[DATA SECTION]:
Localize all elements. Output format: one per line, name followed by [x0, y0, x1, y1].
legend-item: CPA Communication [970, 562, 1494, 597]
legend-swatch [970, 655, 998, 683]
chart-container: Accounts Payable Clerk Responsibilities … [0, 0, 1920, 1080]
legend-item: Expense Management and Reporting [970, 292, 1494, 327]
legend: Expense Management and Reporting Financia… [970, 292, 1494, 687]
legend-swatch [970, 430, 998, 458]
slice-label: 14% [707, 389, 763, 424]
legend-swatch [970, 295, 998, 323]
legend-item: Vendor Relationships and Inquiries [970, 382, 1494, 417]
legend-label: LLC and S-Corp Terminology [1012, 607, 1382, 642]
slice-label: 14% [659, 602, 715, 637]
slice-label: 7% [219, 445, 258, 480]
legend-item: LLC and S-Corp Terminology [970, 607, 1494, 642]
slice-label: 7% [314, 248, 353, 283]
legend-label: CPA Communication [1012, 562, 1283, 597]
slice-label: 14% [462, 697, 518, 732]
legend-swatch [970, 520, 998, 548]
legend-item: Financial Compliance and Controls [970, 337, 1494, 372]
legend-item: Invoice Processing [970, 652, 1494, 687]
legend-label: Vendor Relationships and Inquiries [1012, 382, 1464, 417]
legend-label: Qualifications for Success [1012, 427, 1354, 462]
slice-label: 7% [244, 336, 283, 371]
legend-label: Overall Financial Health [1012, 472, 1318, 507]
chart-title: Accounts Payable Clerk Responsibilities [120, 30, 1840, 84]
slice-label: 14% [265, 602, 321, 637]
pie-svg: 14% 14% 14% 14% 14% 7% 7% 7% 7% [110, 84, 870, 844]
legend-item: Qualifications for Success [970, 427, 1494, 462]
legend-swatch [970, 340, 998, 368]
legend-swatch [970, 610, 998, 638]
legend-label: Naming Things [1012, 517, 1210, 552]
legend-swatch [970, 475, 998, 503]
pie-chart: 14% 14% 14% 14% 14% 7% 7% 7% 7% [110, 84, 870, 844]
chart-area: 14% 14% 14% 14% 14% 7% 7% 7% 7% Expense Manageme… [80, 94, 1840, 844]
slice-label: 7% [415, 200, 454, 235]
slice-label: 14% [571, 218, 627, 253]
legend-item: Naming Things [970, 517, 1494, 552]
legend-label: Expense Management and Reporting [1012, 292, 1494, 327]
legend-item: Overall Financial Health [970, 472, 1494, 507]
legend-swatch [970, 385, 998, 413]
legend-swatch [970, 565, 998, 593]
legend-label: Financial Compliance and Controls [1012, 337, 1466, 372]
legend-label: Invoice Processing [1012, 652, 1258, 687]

[AIM OF THE TASK]: Lay out every line of the records above as a Markdown table with the columns No. and Text, numbering the rows in order and leaving out any blank lines.

[FINISHED TASK]:
| No. | Text |
|---|---|
| 1 | Localize all elements. Output format: one per line, name followed by [x0, y0, x1, y1]. |
| 2 | legend-item: CPA Communication [970, 562, 1494, 597] |
| 3 | legend-swatch [970, 655, 998, 683] |
| 4 | chart-container: Accounts Payable Clerk Responsibilities … [0, 0, 1920, 1080] |
| 5 | legend-item: Expense Management and Reporting [970, 292, 1494, 327] |
| 6 | legend: Expense Management and Reporting Financia… [970, 292, 1494, 687] |
| 7 | legend-swatch [970, 430, 998, 458] |
| 8 | slice-label: 14% [707, 389, 763, 424] |
| 9 | legend-swatch [970, 295, 998, 323] |
| 10 | legend-item: Vendor Relationships and Inquiries [970, 382, 1494, 417] |
| 11 | legend-label: LLC and S-Corp Terminology [1012, 607, 1382, 642] |
| 12 | slice-label: 14% [659, 602, 715, 637] |
| 13 | slice-label: 7% [219, 445, 258, 480] |
| 14 | legend-item: LLC and S-Corp Terminology [970, 607, 1494, 642] |
| 15 | slice-label: 7% [314, 248, 353, 283] |
| 16 | legend-label: CPA Communication [1012, 562, 1283, 597] |
| 17 | slice-label: 14% [462, 697, 518, 732] |
| 18 | legend-swatch [970, 520, 998, 548] |
| 19 | legend-item: Financial Compliance and Controls [970, 337, 1494, 372] |
| 20 | legend-item: Invoice Processing [970, 652, 1494, 687] |
| 21 | legend-label: Vendor Relationships and Inquiries [1012, 382, 1464, 417] |
| 22 | legend-label: Qualifications for Success [1012, 427, 1354, 462] |
| 23 | slice-label: 7% [244, 336, 283, 371] |
| 24 | legend-label: Overall Financial Health [1012, 472, 1318, 507] |
| 25 | chart-title: Accounts Payable Clerk Responsibilities [120, 30, 1840, 84] |
| 26 | slice-label: 14% [265, 602, 321, 637] |
| 27 | pie-svg: 14% 14% 14% 14% 14% 7% 7% 7% 7% [110, 84, 870, 844] |
| 28 | legend-item: Qualifications for Success [970, 427, 1494, 462] |
| 29 | legend-swatch [970, 340, 998, 368] |
| 30 | legend-swatch [970, 610, 998, 638] |
| 31 | legend-label: Naming Things [1012, 517, 1210, 552] |
| 32 | legend-swatch [970, 475, 998, 503] |
| 33 | pie-chart: 14% 14% 14% 14% 14% 7% 7% 7% 7% [110, 84, 870, 844] |
| 34 | chart-area: 14% 14% 14% 14% 14% 7% 7% 7% 7% Expense Manageme… [80, 94, 1840, 844] |
| 35 | slice-label: 7% [415, 200, 454, 235] |
| 36 | slice-label: 14% [571, 218, 627, 253] |
| 37 | legend-item: Naming Things [970, 517, 1494, 552] |
| 38 | legend-label: Expense Management and Reporting [1012, 292, 1494, 327] |
| 39 | legend-item: Overall Financial Health [970, 472, 1494, 507] |
| 40 | legend-swatch [970, 385, 998, 413] |
| 41 | legend-swatch [970, 565, 998, 593] |
| 42 | legend-label: Financial Compliance and Controls [1012, 337, 1466, 372] |
| 43 | legend-label: Invoice Processing [1012, 652, 1258, 687] |